Required task → Please retype the records below exactly, leaving out any pictures.

- - - - -

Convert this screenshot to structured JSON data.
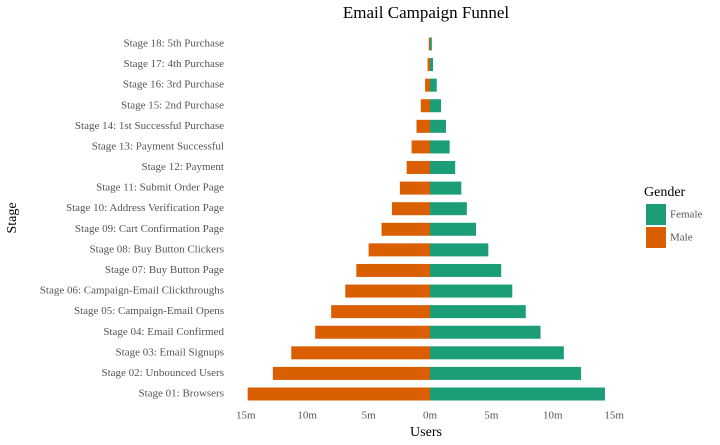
{
  "chart_data": {
    "type": "diverging-bar",
    "title": "Email Campaign Funnel",
    "x_label": "Users",
    "y_label": "Stage",
    "legend_title": "Gender",
    "categories": [
      "Stage 01: Browsers",
      "Stage 02: Unbounced Users",
      "Stage 03: Email Signups",
      "Stage 04: Email Confirmed",
      "Stage 05: Campaign-Email Opens",
      "Stage 06: Campaign-Email Clickthroughs",
      "Stage 07: Buy Button Page",
      "Stage 08: Buy Button Clickers",
      "Stage 09: Cart Confirmation Page",
      "Stage 10: Address Verification Page",
      "Stage 11: Submit Order Page",
      "Stage 12: Payment",
      "Stage 13: Payment Successful",
      "Stage 14: 1st Successful Purchase",
      "Stage 15: 2nd Purchase",
      "Stage 16: 3rd Purchase",
      "Stage 17: 4th Purchase",
      "Stage 18: 5th Purchase"
    ],
    "series": [
      {
        "name": "Female",
        "color": "#1b9e77",
        "values": [
          14.25,
          12.3,
          10.9,
          9.0,
          7.8,
          6.7,
          5.8,
          4.75,
          3.75,
          3.0,
          2.55,
          2.05,
          1.6,
          1.3,
          0.9,
          0.55,
          0.25,
          0.15
        ]
      },
      {
        "name": "Male",
        "color": "#d95f02",
        "values": [
          -14.85,
          -12.8,
          -11.3,
          -9.35,
          -8.05,
          -6.9,
          -6.0,
          -5.0,
          -3.95,
          -3.1,
          -2.45,
          -1.9,
          -1.5,
          -1.1,
          -0.75,
          -0.4,
          -0.2,
          -0.1
        ]
      }
    ],
    "xlim": [
      -15.8,
      15.8
    ],
    "xticks": [
      {
        "value": -15,
        "label": "15m"
      },
      {
        "value": -10,
        "label": "10m"
      },
      {
        "value": -5,
        "label": "5m"
      },
      {
        "value": 0,
        "label": "0m"
      },
      {
        "value": 5,
        "label": "5m"
      },
      {
        "value": 10,
        "label": "10m"
      },
      {
        "value": 15,
        "label": "15m"
      }
    ],
    "grid": false
  }
}
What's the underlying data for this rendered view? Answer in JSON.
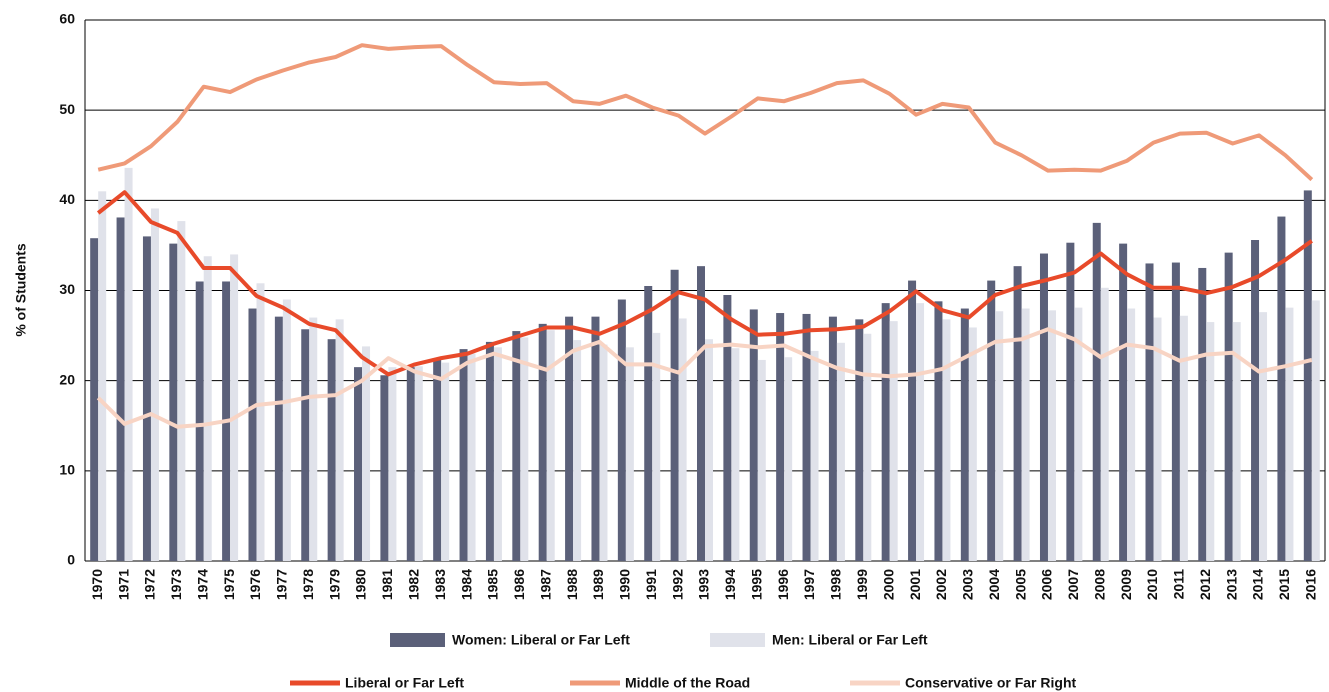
{
  "chart_data": {
    "type": "bar_line",
    "y_label": "% of Students",
    "categories": [
      "1970",
      "1971",
      "1972",
      "1973",
      "1974",
      "1975",
      "1976",
      "1977",
      "1978",
      "1979",
      "1980",
      "1981",
      "1982",
      "1983",
      "1984",
      "1985",
      "1986",
      "1987",
      "1988",
      "1989",
      "1990",
      "1991",
      "1992",
      "1993",
      "1994",
      "1995",
      "1996",
      "1997",
      "1998",
      "1999",
      "2000",
      "2001",
      "2002",
      "2003",
      "2004",
      "2005",
      "2006",
      "2007",
      "2008",
      "2009",
      "2010",
      "2011",
      "2012",
      "2013",
      "2014",
      "2015",
      "2016"
    ],
    "series": [
      {
        "name": "Women: Liberal or Far Left",
        "kind": "bar",
        "color": "#5b6079",
        "values": [
          35.8,
          38.1,
          36.0,
          35.2,
          31.0,
          31.0,
          28.0,
          27.1,
          25.7,
          24.6,
          21.5,
          20.6,
          21.5,
          22.5,
          23.5,
          24.3,
          25.5,
          26.3,
          27.1,
          27.1,
          29.0,
          30.5,
          32.3,
          32.7,
          29.5,
          27.9,
          27.5,
          27.4,
          27.1,
          26.8,
          28.6,
          31.1,
          28.8,
          28.0,
          31.1,
          32.7,
          34.1,
          35.3,
          37.5,
          35.2,
          33.0,
          33.1,
          32.5,
          34.2,
          35.6,
          38.2,
          41.1
        ]
      },
      {
        "name": "Men: Liberal or Far Left",
        "kind": "bar",
        "color": "#e0e2ea",
        "values": [
          41.0,
          43.6,
          39.1,
          37.7,
          33.8,
          34.0,
          30.8,
          29.0,
          27.0,
          26.8,
          23.8,
          21.5,
          21.6,
          22.0,
          23.0,
          23.7,
          24.8,
          25.6,
          24.5,
          24.0,
          23.7,
          25.3,
          26.9,
          24.6,
          23.6,
          22.3,
          22.6,
          23.3,
          24.2,
          25.2,
          26.6,
          28.6,
          26.8,
          25.9,
          27.7,
          28.0,
          27.8,
          28.1,
          30.3,
          28.0,
          27.0,
          27.2,
          26.5,
          26.5,
          27.6,
          28.1,
          28.9
        ]
      },
      {
        "name": "Liberal or Far Left",
        "kind": "line",
        "color": "#e84a2a",
        "values": [
          38.6,
          40.9,
          37.6,
          36.4,
          32.5,
          32.5,
          29.4,
          28.1,
          26.3,
          25.6,
          22.6,
          20.7,
          21.8,
          22.5,
          23.0,
          24.1,
          25.0,
          25.9,
          25.9,
          25.2,
          26.4,
          27.9,
          29.8,
          29.0,
          26.8,
          25.1,
          25.2,
          25.6,
          25.7,
          26.0,
          27.7,
          29.9,
          27.8,
          27.0,
          29.5,
          30.5,
          31.2,
          32.0,
          34.1,
          31.8,
          30.3,
          30.3,
          29.7,
          30.4,
          31.6,
          33.4,
          35.5
        ]
      },
      {
        "name": "Middle of the Road",
        "kind": "line",
        "color": "#ef9a78",
        "values": [
          43.4,
          44.1,
          46.0,
          48.7,
          52.6,
          52.0,
          53.4,
          54.4,
          55.3,
          55.9,
          57.2,
          56.8,
          57.0,
          57.1,
          55.0,
          53.1,
          52.9,
          53.0,
          51.0,
          50.7,
          51.6,
          50.3,
          49.4,
          47.4,
          49.3,
          51.3,
          51.0,
          51.9,
          53.0,
          53.3,
          51.8,
          49.5,
          50.7,
          50.3,
          46.4,
          45.0,
          43.3,
          43.4,
          43.3,
          44.4,
          46.4,
          47.4,
          47.5,
          46.3,
          47.2,
          45.0,
          42.3
        ]
      },
      {
        "name": "Conservative or Far Right",
        "kind": "line",
        "color": "#f8d4c4",
        "values": [
          18.1,
          15.2,
          16.3,
          14.9,
          15.1,
          15.6,
          17.3,
          17.6,
          18.2,
          18.4,
          20.0,
          22.5,
          21.0,
          20.2,
          22.0,
          23.0,
          22.1,
          21.2,
          23.3,
          24.3,
          21.8,
          21.8,
          20.9,
          23.8,
          24.0,
          23.7,
          23.9,
          22.6,
          21.4,
          20.7,
          20.5,
          20.7,
          21.3,
          22.8,
          24.3,
          24.6,
          25.7,
          24.6,
          22.6,
          24.0,
          23.6,
          22.2,
          22.9,
          23.1,
          21.0,
          21.6,
          22.3
        ]
      }
    ],
    "ylim": [
      0,
      60
    ],
    "yticks": [
      0,
      10,
      20,
      30,
      40,
      50,
      60
    ],
    "grid": true
  }
}
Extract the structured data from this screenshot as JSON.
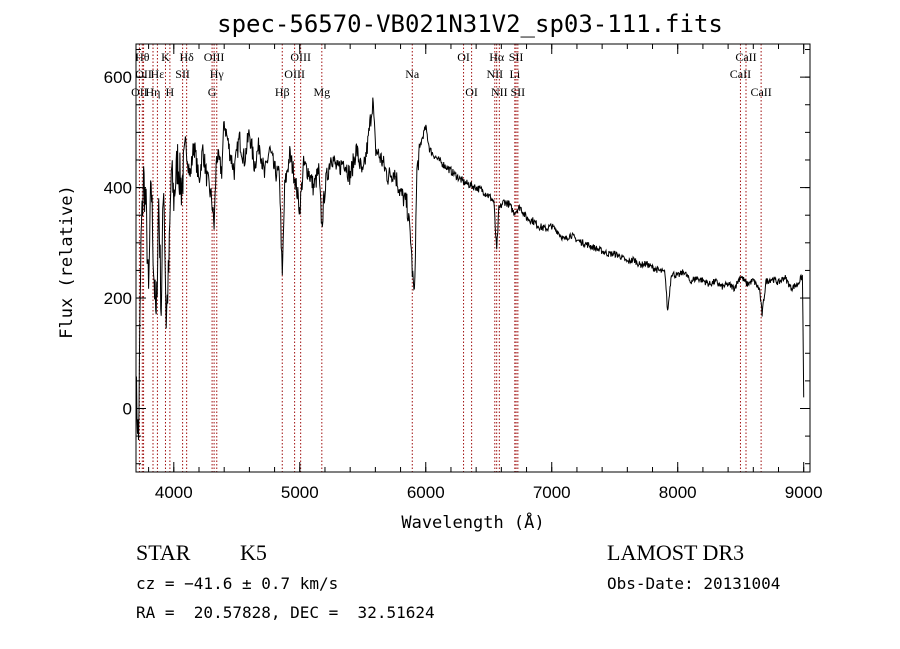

- - - - -

Output →
Convert this screenshot to structured JSON data.
{
  "chart_data": {
    "type": "diverging-bar",
    "title": "Email Campaign Funnel",
    "x_label": "Users",
    "y_label": "Stage",
    "legend_title": "Gender",
    "categories": [
      "Stage 01: Browsers",
      "Stage 02: Unbounced Users",
      "Stage 03: Email Signups",
      "Stage 04: Email Confirmed",
      "Stage 05: Campaign-Email Opens",
      "Stage 06: Campaign-Email Clickthroughs",
      "Stage 07: Buy Button Page",
      "Stage 08: Buy Button Clickers",
      "Stage 09: Cart Confirmation Page",
      "Stage 10: Address Verification Page",
      "Stage 11: Submit Order Page",
      "Stage 12: Payment",
      "Stage 13: Payment Successful",
      "Stage 14: 1st Successful Purchase",
      "Stage 15: 2nd Purchase",
      "Stage 16: 3rd Purchase",
      "Stage 17: 4th Purchase",
      "Stage 18: 5th Purchase"
    ],
    "series": [
      {
        "name": "Female",
        "color": "#1b9e77",
        "values": [
          14.25,
          12.3,
          10.9,
          9.0,
          7.8,
          6.7,
          5.8,
          4.75,
          3.75,
          3.0,
          2.55,
          2.05,
          1.6,
          1.3,
          0.9,
          0.55,
          0.25,
          0.15
        ]
      },
      {
        "name": "Male",
        "color": "#d95f02",
        "values": [
          -14.85,
          -12.8,
          -11.3,
          -9.35,
          -8.05,
          -6.9,
          -6.0,
          -5.0,
          -3.95,
          -3.1,
          -2.45,
          -1.9,
          -1.5,
          -1.1,
          -0.75,
          -0.4,
          -0.2,
          -0.1
        ]
      }
    ],
    "xlim": [
      -15.8,
      15.8
    ],
    "xticks": [
      {
        "value": -15,
        "label": "15m"
      },
      {
        "value": -10,
        "label": "10m"
      },
      {
        "value": -5,
        "label": "5m"
      },
      {
        "value": 0,
        "label": "0m"
      },
      {
        "value": 5,
        "label": "5m"
      },
      {
        "value": 10,
        "label": "10m"
      },
      {
        "value": 15,
        "label": "15m"
      }
    ],
    "grid": false
  }
}
What's the underlying data for this rendered view? Answer in JSON.
{
  "chart_data": {
    "type": "bar_line",
    "y_label": "% of Students",
    "categories": [
      "1970",
      "1971",
      "1972",
      "1973",
      "1974",
      "1975",
      "1976",
      "1977",
      "1978",
      "1979",
      "1980",
      "1981",
      "1982",
      "1983",
      "1984",
      "1985",
      "1986",
      "1987",
      "1988",
      "1989",
      "1990",
      "1991",
      "1992",
      "1993",
      "1994",
      "1995",
      "1996",
      "1997",
      "1998",
      "1999",
      "2000",
      "2001",
      "2002",
      "2003",
      "2004",
      "2005",
      "2006",
      "2007",
      "2008",
      "2009",
      "2010",
      "2011",
      "2012",
      "2013",
      "2014",
      "2015",
      "2016"
    ],
    "series": [
      {
        "name": "Women: Liberal or Far Left",
        "kind": "bar",
        "color": "#5b6079",
        "values": [
          35.8,
          38.1,
          36.0,
          35.2,
          31.0,
          31.0,
          28.0,
          27.1,
          25.7,
          24.6,
          21.5,
          20.6,
          21.5,
          22.5,
          23.5,
          24.3,
          25.5,
          26.3,
          27.1,
          27.1,
          29.0,
          30.5,
          32.3,
          32.7,
          29.5,
          27.9,
          27.5,
          27.4,
          27.1,
          26.8,
          28.6,
          31.1,
          28.8,
          28.0,
          31.1,
          32.7,
          34.1,
          35.3,
          37.5,
          35.2,
          33.0,
          33.1,
          32.5,
          34.2,
          35.6,
          38.2,
          41.1
        ]
      },
      {
        "name": "Men: Liberal or Far Left",
        "kind": "bar",
        "color": "#e0e2ea",
        "values": [
          41.0,
          43.6,
          39.1,
          37.7,
          33.8,
          34.0,
          30.8,
          29.0,
          27.0,
          26.8,
          23.8,
          21.5,
          21.6,
          22.0,
          23.0,
          23.7,
          24.8,
          25.6,
          24.5,
          24.0,
          23.7,
          25.3,
          26.9,
          24.6,
          23.6,
          22.3,
          22.6,
          23.3,
          24.2,
          25.2,
          26.6,
          28.6,
          26.8,
          25.9,
          27.7,
          28.0,
          27.8,
          28.1,
          30.3,
          28.0,
          27.0,
          27.2,
          26.5,
          26.5,
          27.6,
          28.1,
          28.9
        ]
      },
      {
        "name": "Liberal or Far Left",
        "kind": "line",
        "color": "#e84a2a",
        "values": [
          38.6,
          40.9,
          37.6,
          36.4,
          32.5,
          32.5,
          29.4,
          28.1,
          26.3,
          25.6,
          22.6,
          20.7,
          21.8,
          22.5,
          23.0,
          24.1,
          25.0,
          25.9,
          25.9,
          25.2,
          26.4,
          27.9,
          29.8,
          29.0,
          26.8,
          25.1,
          25.2,
          25.6,
          25.7,
          26.0,
          27.7,
          29.9,
          27.8,
          27.0,
          29.5,
          30.5,
          31.2,
          32.0,
          34.1,
          31.8,
          30.3,
          30.3,
          29.7,
          30.4,
          31.6,
          33.4,
          35.5
        ]
      },
      {
        "name": "Middle of the Road",
        "kind": "line",
        "color": "#ef9a78",
        "values": [
          43.4,
          44.1,
          46.0,
          48.7,
          52.6,
          52.0,
          53.4,
          54.4,
          55.3,
          55.9,
          57.2,
          56.8,
          57.0,
          57.1,
          55.0,
          53.1,
          52.9,
          53.0,
          51.0,
          50.7,
          51.6,
          50.3,
          49.4,
          47.4,
          49.3,
          51.3,
          51.0,
          51.9,
          53.0,
          53.3,
          51.8,
          49.5,
          50.7,
          50.3,
          46.4,
          45.0,
          43.3,
          43.4,
          43.3,
          44.4,
          46.4,
          47.4,
          47.5,
          46.3,
          47.2,
          45.0,
          42.3
        ]
      },
      {
        "name": "Conservative or Far Right",
        "kind": "line",
        "color": "#f8d4c4",
        "values": [
          18.1,
          15.2,
          16.3,
          14.9,
          15.1,
          15.6,
          17.3,
          17.6,
          18.2,
          18.4,
          20.0,
          22.5,
          21.0,
          20.2,
          22.0,
          23.0,
          22.1,
          21.2,
          23.3,
          24.3,
          21.8,
          21.8,
          20.9,
          23.8,
          24.0,
          23.7,
          23.9,
          22.6,
          21.4,
          20.7,
          20.5,
          20.7,
          21.3,
          22.8,
          24.3,
          24.6,
          25.7,
          24.6,
          22.6,
          24.0,
          23.6,
          22.2,
          22.9,
          23.1,
          21.0,
          21.6,
          22.3
        ]
      }
    ],
    "ylim": [
      0,
      60
    ],
    "yticks": [
      0,
      10,
      20,
      30,
      40,
      50,
      60
    ],
    "grid": true
  }
}
Extract the structured data from this screenshot as JSON.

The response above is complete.